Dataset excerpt

>>>

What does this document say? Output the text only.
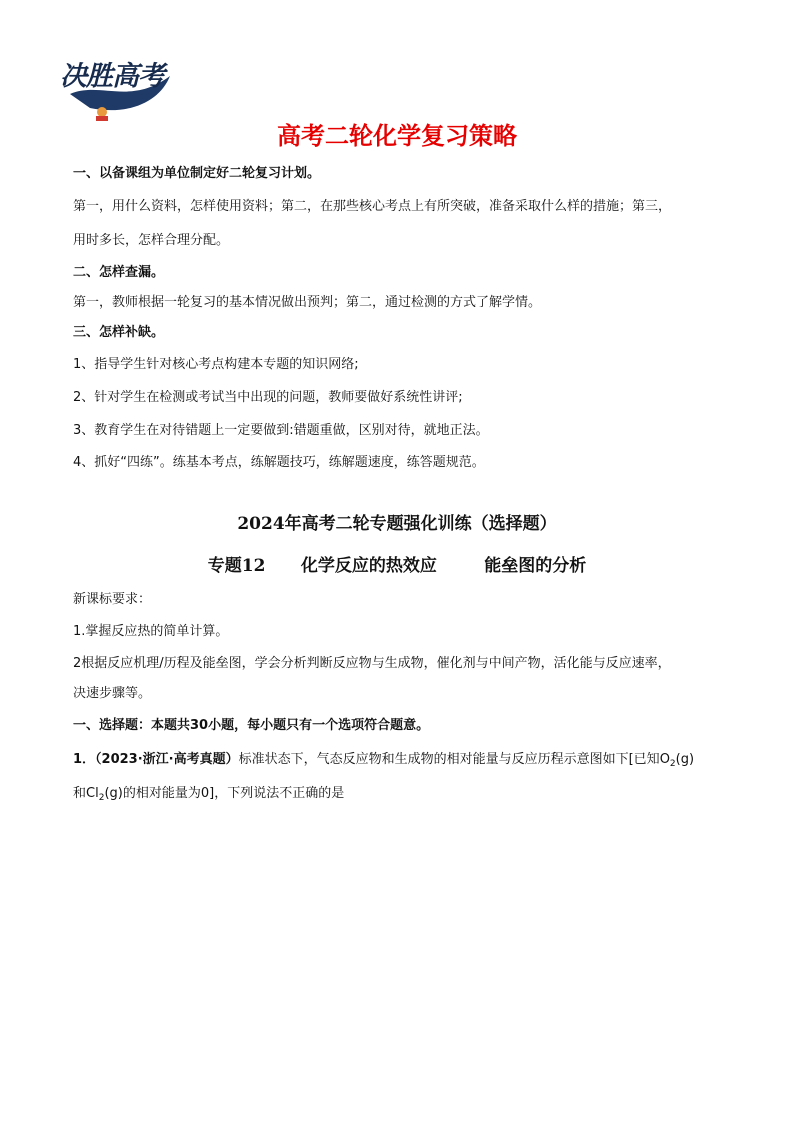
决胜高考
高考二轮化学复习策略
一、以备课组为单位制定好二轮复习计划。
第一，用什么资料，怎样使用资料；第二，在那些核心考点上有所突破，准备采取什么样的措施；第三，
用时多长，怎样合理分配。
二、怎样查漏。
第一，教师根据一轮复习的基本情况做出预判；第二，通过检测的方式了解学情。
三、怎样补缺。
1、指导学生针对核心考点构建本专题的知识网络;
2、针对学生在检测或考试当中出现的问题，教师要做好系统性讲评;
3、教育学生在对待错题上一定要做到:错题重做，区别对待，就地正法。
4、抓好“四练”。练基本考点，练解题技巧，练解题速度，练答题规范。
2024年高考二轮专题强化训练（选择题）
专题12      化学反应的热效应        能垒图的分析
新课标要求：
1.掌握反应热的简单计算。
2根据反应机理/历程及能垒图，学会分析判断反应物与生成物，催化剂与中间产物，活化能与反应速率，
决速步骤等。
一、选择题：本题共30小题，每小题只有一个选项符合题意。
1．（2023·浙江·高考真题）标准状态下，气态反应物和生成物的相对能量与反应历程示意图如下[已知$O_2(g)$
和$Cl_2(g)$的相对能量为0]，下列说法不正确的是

<<<
>>>

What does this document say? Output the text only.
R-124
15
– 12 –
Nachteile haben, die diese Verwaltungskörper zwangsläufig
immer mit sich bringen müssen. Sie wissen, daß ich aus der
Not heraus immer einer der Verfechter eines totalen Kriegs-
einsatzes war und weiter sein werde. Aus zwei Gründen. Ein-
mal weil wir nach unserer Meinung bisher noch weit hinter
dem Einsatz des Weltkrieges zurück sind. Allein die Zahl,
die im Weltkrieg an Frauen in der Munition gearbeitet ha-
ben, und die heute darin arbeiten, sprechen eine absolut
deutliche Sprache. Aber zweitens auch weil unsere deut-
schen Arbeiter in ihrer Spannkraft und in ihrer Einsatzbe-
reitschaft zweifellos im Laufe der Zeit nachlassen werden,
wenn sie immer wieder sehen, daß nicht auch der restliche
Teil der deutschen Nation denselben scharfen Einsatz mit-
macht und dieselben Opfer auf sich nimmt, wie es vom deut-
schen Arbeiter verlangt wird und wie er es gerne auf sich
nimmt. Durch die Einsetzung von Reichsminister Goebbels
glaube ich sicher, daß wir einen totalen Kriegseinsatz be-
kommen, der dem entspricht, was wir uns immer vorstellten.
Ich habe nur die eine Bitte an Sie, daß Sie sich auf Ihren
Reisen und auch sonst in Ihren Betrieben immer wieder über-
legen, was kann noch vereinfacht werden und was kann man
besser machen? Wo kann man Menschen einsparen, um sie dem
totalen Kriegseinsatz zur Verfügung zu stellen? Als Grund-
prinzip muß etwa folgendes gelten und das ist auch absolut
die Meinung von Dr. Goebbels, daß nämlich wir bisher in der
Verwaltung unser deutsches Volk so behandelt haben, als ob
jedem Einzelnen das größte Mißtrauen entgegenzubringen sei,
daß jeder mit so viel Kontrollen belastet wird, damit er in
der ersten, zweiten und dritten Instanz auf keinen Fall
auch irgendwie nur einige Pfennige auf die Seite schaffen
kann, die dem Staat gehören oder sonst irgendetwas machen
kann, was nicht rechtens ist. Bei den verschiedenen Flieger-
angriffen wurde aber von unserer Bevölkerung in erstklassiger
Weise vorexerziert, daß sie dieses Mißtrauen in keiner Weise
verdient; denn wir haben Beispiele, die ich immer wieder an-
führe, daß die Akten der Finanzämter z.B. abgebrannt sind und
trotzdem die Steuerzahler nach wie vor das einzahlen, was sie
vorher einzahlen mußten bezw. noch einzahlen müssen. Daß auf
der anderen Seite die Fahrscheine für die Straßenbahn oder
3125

<<<
>>>

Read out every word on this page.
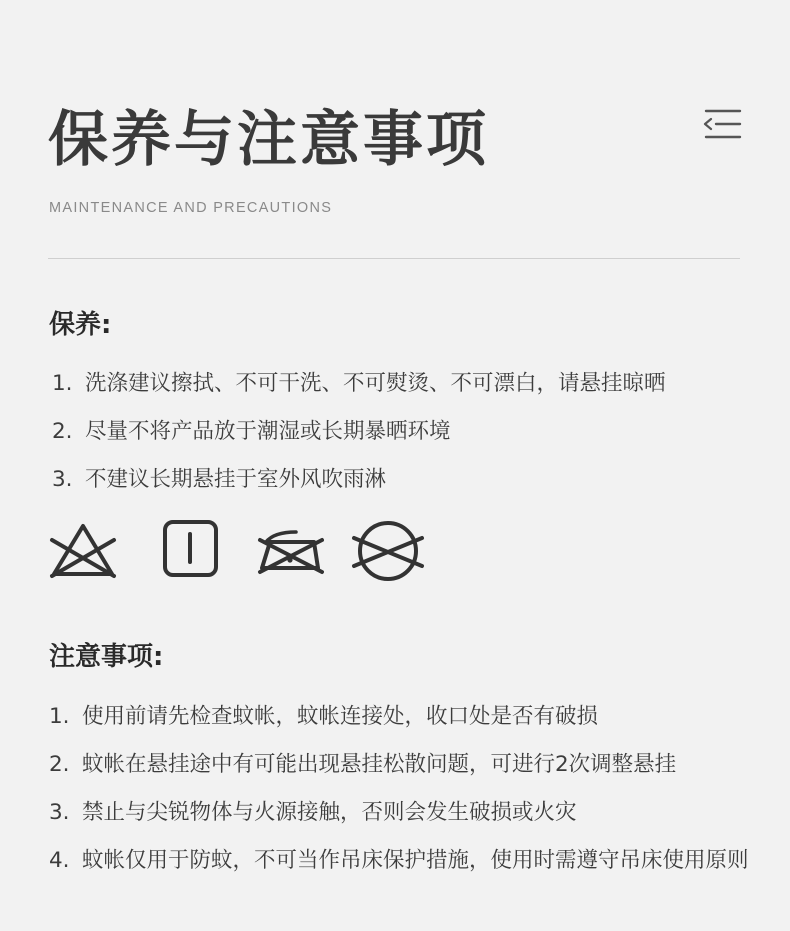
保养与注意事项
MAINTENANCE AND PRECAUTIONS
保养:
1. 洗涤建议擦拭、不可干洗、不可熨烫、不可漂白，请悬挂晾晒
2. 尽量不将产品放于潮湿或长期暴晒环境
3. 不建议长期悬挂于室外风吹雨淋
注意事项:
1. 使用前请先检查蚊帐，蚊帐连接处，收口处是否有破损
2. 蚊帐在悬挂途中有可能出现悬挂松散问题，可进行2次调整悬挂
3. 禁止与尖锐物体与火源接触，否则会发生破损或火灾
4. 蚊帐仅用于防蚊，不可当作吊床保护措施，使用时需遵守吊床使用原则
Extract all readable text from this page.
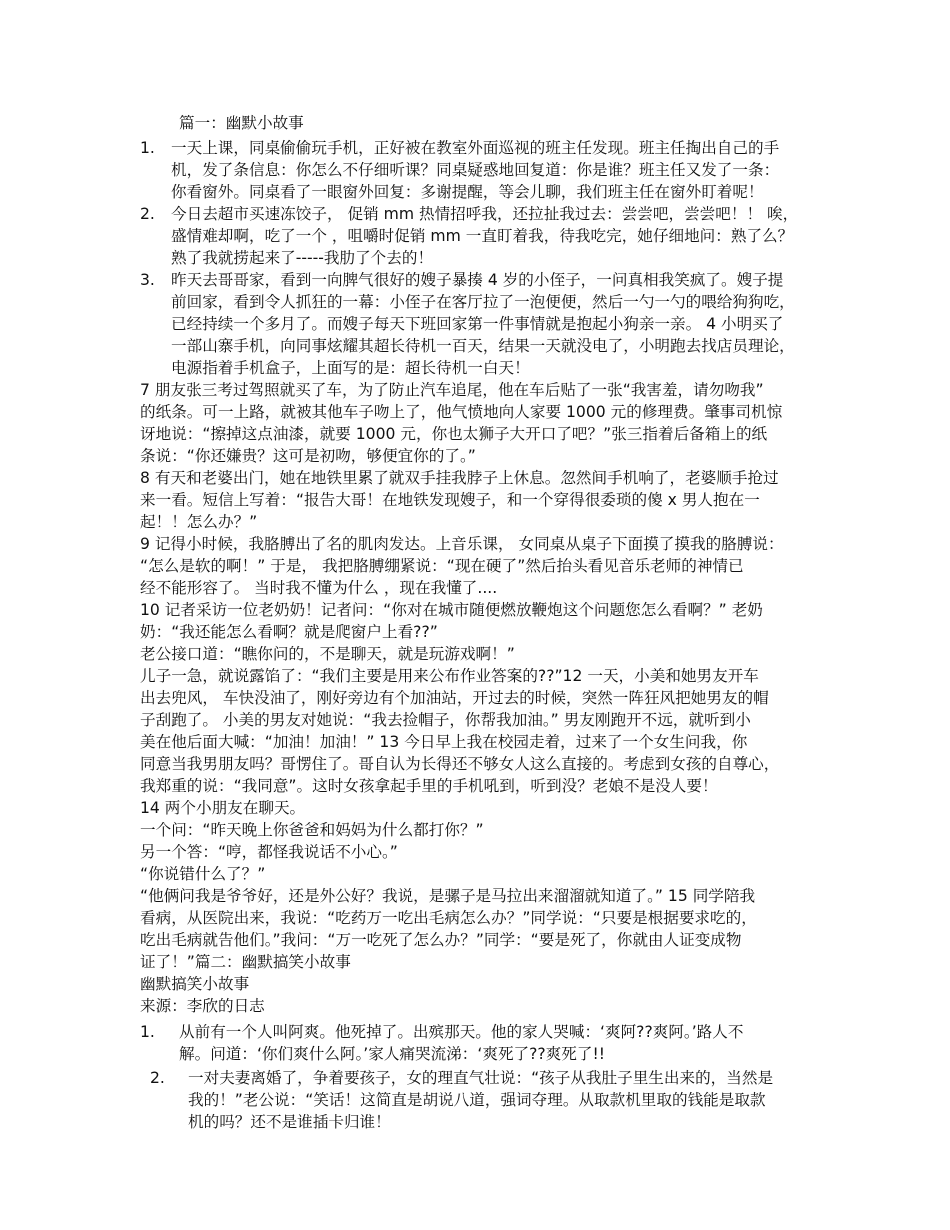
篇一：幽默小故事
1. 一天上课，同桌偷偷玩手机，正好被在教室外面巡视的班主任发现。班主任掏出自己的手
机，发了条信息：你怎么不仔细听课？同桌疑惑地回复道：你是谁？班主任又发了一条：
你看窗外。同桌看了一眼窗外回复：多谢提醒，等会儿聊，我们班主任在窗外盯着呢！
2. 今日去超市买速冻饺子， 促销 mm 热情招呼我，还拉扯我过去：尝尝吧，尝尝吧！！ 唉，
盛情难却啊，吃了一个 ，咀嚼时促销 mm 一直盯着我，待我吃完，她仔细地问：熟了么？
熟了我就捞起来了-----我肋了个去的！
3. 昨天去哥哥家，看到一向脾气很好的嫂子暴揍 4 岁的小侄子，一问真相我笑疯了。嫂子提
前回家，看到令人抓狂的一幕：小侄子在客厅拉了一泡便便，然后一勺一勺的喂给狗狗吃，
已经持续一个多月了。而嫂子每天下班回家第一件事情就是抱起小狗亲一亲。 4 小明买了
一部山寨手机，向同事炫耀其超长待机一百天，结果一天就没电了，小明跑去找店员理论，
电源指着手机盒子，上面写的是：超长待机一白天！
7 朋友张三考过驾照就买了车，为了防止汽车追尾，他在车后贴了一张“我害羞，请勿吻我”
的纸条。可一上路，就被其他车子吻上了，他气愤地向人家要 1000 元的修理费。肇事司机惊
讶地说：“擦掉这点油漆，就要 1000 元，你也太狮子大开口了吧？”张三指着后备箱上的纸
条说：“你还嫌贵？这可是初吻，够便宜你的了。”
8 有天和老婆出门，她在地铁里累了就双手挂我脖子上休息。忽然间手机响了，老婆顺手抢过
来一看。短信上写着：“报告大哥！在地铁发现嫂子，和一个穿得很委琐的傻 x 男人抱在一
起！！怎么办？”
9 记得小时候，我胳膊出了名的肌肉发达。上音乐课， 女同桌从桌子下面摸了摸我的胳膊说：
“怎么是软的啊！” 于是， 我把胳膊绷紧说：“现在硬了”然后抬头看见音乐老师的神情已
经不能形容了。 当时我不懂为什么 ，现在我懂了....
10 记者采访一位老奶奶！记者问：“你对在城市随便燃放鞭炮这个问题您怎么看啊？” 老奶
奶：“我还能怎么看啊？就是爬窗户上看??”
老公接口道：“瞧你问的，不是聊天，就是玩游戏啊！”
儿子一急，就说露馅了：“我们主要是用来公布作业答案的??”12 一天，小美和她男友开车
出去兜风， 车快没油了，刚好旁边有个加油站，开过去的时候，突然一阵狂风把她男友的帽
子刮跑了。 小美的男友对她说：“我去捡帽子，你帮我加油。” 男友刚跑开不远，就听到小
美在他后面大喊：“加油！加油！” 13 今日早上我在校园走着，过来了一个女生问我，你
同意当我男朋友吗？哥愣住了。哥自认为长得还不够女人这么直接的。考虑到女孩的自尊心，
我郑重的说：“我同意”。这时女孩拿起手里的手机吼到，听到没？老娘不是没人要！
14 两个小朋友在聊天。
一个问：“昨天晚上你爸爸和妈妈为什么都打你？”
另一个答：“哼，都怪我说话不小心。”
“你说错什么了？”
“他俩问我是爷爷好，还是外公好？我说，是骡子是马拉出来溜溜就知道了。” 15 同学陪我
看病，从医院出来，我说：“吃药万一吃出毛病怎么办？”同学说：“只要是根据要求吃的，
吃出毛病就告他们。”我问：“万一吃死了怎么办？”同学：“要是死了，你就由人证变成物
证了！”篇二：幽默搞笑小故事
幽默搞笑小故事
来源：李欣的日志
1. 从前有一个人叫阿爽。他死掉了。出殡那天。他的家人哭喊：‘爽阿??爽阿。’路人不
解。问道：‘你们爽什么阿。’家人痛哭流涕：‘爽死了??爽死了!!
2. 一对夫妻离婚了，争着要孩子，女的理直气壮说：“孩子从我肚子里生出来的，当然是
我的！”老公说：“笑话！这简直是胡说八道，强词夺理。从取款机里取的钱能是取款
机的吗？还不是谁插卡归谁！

<<<

Copy out every line of the listing that contains the string "Arbeiter".

schen Arbeiter in ihrer Spannkraft und in ihrer Einsatzbe-
schen Arbeiter verlangt wird und wie er es gerne auf sich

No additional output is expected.